Dataset rows
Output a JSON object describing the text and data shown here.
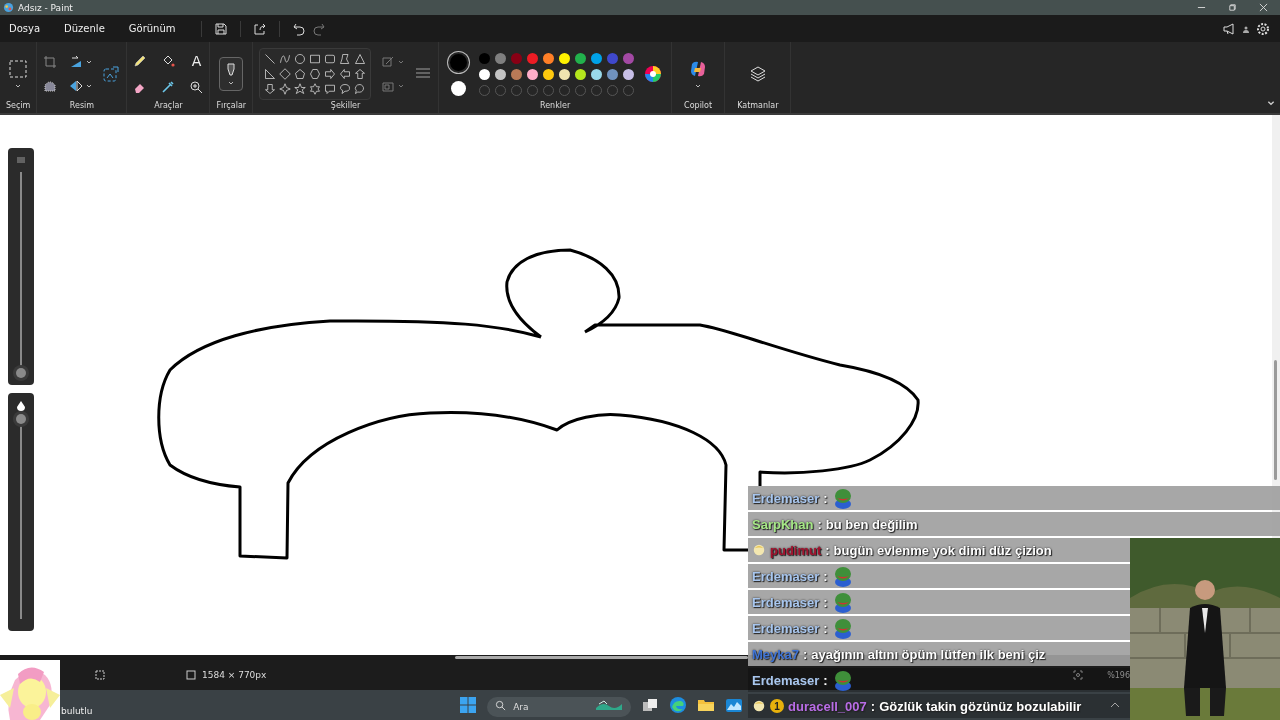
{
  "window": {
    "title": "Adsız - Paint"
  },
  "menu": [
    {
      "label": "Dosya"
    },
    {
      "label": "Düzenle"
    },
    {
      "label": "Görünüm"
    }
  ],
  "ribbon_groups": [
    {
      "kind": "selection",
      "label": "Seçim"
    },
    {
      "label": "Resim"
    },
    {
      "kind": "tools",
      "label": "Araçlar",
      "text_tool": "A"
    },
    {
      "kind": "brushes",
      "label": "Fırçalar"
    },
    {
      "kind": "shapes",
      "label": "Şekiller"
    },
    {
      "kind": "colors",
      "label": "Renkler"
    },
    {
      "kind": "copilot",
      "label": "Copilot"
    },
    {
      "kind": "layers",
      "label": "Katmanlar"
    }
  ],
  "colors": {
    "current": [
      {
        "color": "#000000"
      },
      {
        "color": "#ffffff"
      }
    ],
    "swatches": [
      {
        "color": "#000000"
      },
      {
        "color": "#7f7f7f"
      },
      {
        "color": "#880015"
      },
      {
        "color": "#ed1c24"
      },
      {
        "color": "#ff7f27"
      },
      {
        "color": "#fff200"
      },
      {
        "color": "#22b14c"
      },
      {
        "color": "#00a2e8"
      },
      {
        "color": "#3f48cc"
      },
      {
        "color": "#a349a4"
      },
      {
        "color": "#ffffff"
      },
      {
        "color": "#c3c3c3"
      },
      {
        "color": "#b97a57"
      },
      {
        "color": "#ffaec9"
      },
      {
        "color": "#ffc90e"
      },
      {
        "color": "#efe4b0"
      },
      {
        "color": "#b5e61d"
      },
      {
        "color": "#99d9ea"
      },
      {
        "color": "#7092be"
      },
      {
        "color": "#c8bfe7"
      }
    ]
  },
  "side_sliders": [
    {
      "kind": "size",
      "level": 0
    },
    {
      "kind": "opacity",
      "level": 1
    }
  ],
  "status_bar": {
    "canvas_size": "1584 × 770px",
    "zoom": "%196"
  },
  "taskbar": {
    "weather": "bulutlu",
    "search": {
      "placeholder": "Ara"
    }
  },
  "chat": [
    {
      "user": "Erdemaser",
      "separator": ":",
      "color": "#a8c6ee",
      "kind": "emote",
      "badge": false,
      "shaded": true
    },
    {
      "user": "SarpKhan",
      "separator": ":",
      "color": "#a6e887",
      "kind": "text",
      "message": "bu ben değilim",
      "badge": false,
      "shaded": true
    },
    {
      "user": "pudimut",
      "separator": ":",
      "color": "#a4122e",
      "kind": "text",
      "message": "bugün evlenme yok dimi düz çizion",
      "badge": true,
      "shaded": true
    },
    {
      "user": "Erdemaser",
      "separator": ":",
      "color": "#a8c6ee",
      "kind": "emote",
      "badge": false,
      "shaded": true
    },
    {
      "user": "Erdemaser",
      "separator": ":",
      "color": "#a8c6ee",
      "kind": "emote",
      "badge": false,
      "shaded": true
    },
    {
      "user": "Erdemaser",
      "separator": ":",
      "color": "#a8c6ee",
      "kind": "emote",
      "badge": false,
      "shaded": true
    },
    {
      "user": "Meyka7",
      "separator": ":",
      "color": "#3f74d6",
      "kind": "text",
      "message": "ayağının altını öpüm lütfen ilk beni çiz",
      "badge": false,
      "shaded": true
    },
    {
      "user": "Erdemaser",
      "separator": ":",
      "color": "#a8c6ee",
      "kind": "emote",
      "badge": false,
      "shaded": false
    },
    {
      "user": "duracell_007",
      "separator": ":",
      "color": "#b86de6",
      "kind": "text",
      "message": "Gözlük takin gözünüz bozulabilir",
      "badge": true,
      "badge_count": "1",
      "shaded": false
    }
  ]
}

Objective
Omit the pictures. Transcribe every record exactly.

Answer for this exercise
Output a JSON object describing the text and data shown here.
{
  "window": {
    "title": "Adsız - Paint"
  },
  "menu": [
    {
      "label": "Dosya"
    },
    {
      "label": "Düzenle"
    },
    {
      "label": "Görünüm"
    }
  ],
  "ribbon_groups": [
    {
      "kind": "selection",
      "label": "Seçim"
    },
    {
      "label": "Resim"
    },
    {
      "kind": "tools",
      "label": "Araçlar",
      "text_tool": "A"
    },
    {
      "kind": "brushes",
      "label": "Fırçalar"
    },
    {
      "kind": "shapes",
      "label": "Şekiller"
    },
    {
      "kind": "colors",
      "label": "Renkler"
    },
    {
      "kind": "copilot",
      "label": "Copilot"
    },
    {
      "kind": "layers",
      "label": "Katmanlar"
    }
  ],
  "colors": {
    "current": [
      {
        "color": "#000000"
      },
      {
        "color": "#ffffff"
      }
    ],
    "swatches": [
      {
        "color": "#000000"
      },
      {
        "color": "#7f7f7f"
      },
      {
        "color": "#880015"
      },
      {
        "color": "#ed1c24"
      },
      {
        "color": "#ff7f27"
      },
      {
        "color": "#fff200"
      },
      {
        "color": "#22b14c"
      },
      {
        "color": "#00a2e8"
      },
      {
        "color": "#3f48cc"
      },
      {
        "color": "#a349a4"
      },
      {
        "color": "#ffffff"
      },
      {
        "color": "#c3c3c3"
      },
      {
        "color": "#b97a57"
      },
      {
        "color": "#ffaec9"
      },
      {
        "color": "#ffc90e"
      },
      {
        "color": "#efe4b0"
      },
      {
        "color": "#b5e61d"
      },
      {
        "color": "#99d9ea"
      },
      {
        "color": "#7092be"
      },
      {
        "color": "#c8bfe7"
      }
    ]
  },
  "side_sliders": [
    {
      "kind": "size",
      "level": 0
    },
    {
      "kind": "opacity",
      "level": 1
    }
  ],
  "status_bar": {
    "canvas_size": "1584 × 770px",
    "zoom": "%196"
  },
  "taskbar": {
    "weather": "bulutlu",
    "search": {
      "placeholder": "Ara"
    }
  },
  "chat": [
    {
      "user": "Erdemaser",
      "separator": ":",
      "color": "#a8c6ee",
      "kind": "emote",
      "badge": false,
      "shaded": true
    },
    {
      "user": "SarpKhan",
      "separator": ":",
      "color": "#a6e887",
      "kind": "text",
      "message": "bu ben değilim",
      "badge": false,
      "shaded": true
    },
    {
      "user": "pudimut",
      "separator": ":",
      "color": "#a4122e",
      "kind": "text",
      "message": "bugün evlenme yok dimi düz çizion",
      "badge": true,
      "shaded": true
    },
    {
      "user": "Erdemaser",
      "separator": ":",
      "color": "#a8c6ee",
      "kind": "emote",
      "badge": false,
      "shaded": true
    },
    {
      "user": "Erdemaser",
      "separator": ":",
      "color": "#a8c6ee",
      "kind": "emote",
      "badge": false,
      "shaded": true
    },
    {
      "user": "Erdemaser",
      "separator": ":",
      "color": "#a8c6ee",
      "kind": "emote",
      "badge": false,
      "shaded": true
    },
    {
      "user": "Meyka7",
      "separator": ":",
      "color": "#3f74d6",
      "kind": "text",
      "message": "ayağının altını öpüm lütfen ilk beni çiz",
      "badge": false,
      "shaded": true
    },
    {
      "user": "Erdemaser",
      "separator": ":",
      "color": "#a8c6ee",
      "kind": "emote",
      "badge": false,
      "shaded": false
    },
    {
      "user": "duracell_007",
      "separator": ":",
      "color": "#b86de6",
      "kind": "text",
      "message": "Gözlük takin gözünüz bozulabilir",
      "badge": true,
      "badge_count": "1",
      "shaded": false
    }
  ]
}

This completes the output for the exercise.